# AIM:
Reproduce the listing below verbatim, from the line containing "bar-fy-2013 (180, 333, 380, 784)" up to and including the line containing "chart-subtitle: Most plans".

# MATERIAL FOR THE TASK:

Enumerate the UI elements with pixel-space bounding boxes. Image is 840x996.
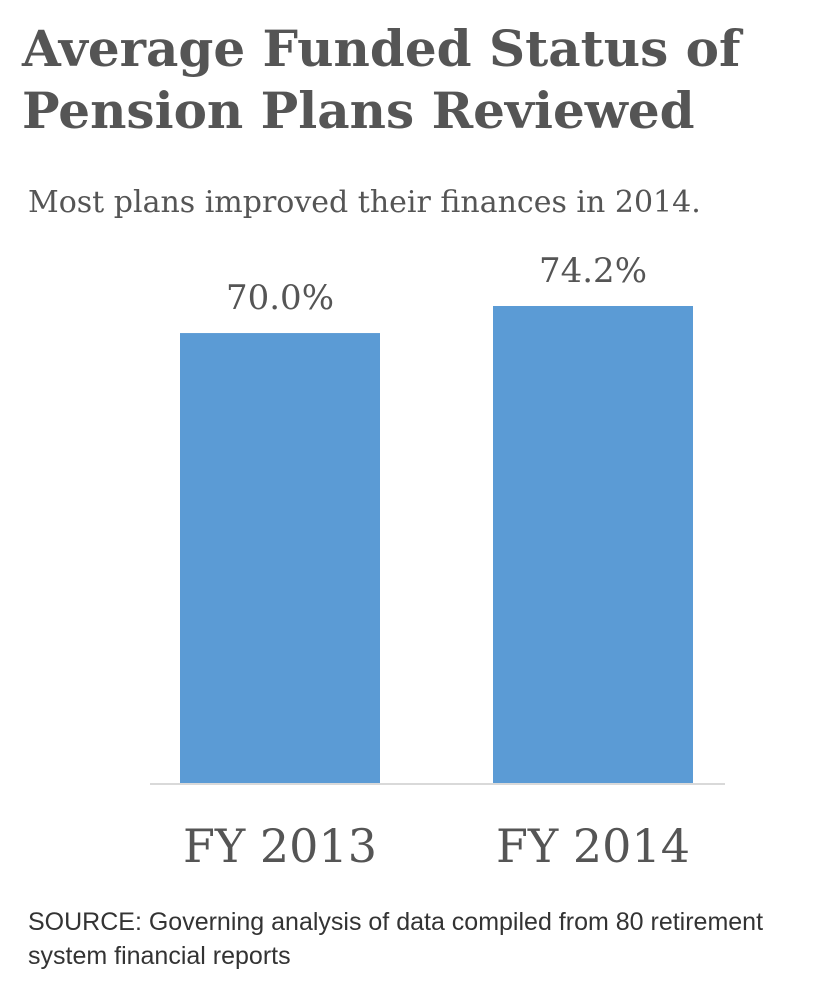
bar-fy-2013 (180, 333, 380, 784)
data-label: 70.0% (226, 278, 334, 318)
chart-title: Average Funded Status of Pension Plans R… (22, 19, 741, 140)
data-label: 74.2% (539, 251, 647, 291)
labels-group: 70.0% FY 2013 74.2% FY 2014 (183, 251, 690, 873)
bar-chart: 70.0% FY 2013 74.2% FY 2014 (150, 251, 725, 873)
x-tick-label: FY 2013 (183, 819, 377, 873)
x-tick-label: FY 2014 (496, 819, 690, 873)
bars-group (180, 306, 693, 784)
bar-fy-2014 (493, 306, 693, 784)
chart-subtitle: Most plans improved their finances in 20… (28, 185, 701, 220)
source-note: SOURCE: Governing analysis of data compi… (28, 908, 764, 970)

# THE ANSWER:
bar-fy-2013 (180, 333, 380, 784)
data-label: 70.0% (226, 278, 334, 318)
chart-title: Average Funded Status of Pension Plans R… (22, 19, 741, 140)
data-label: 74.2% (539, 251, 647, 291)
labels-group: 70.0% FY 2013 74.2% FY 2014 (183, 251, 690, 873)
bar-chart: 70.0% FY 2013 74.2% FY 2014 (150, 251, 725, 873)
x-tick-label: FY 2013 (183, 819, 377, 873)
x-tick-label: FY 2014 (496, 819, 690, 873)
bars-group (180, 306, 693, 784)
bar-fy-2014 (493, 306, 693, 784)
chart-subtitle: Most plans improved their finances in 20… (28, 185, 701, 220)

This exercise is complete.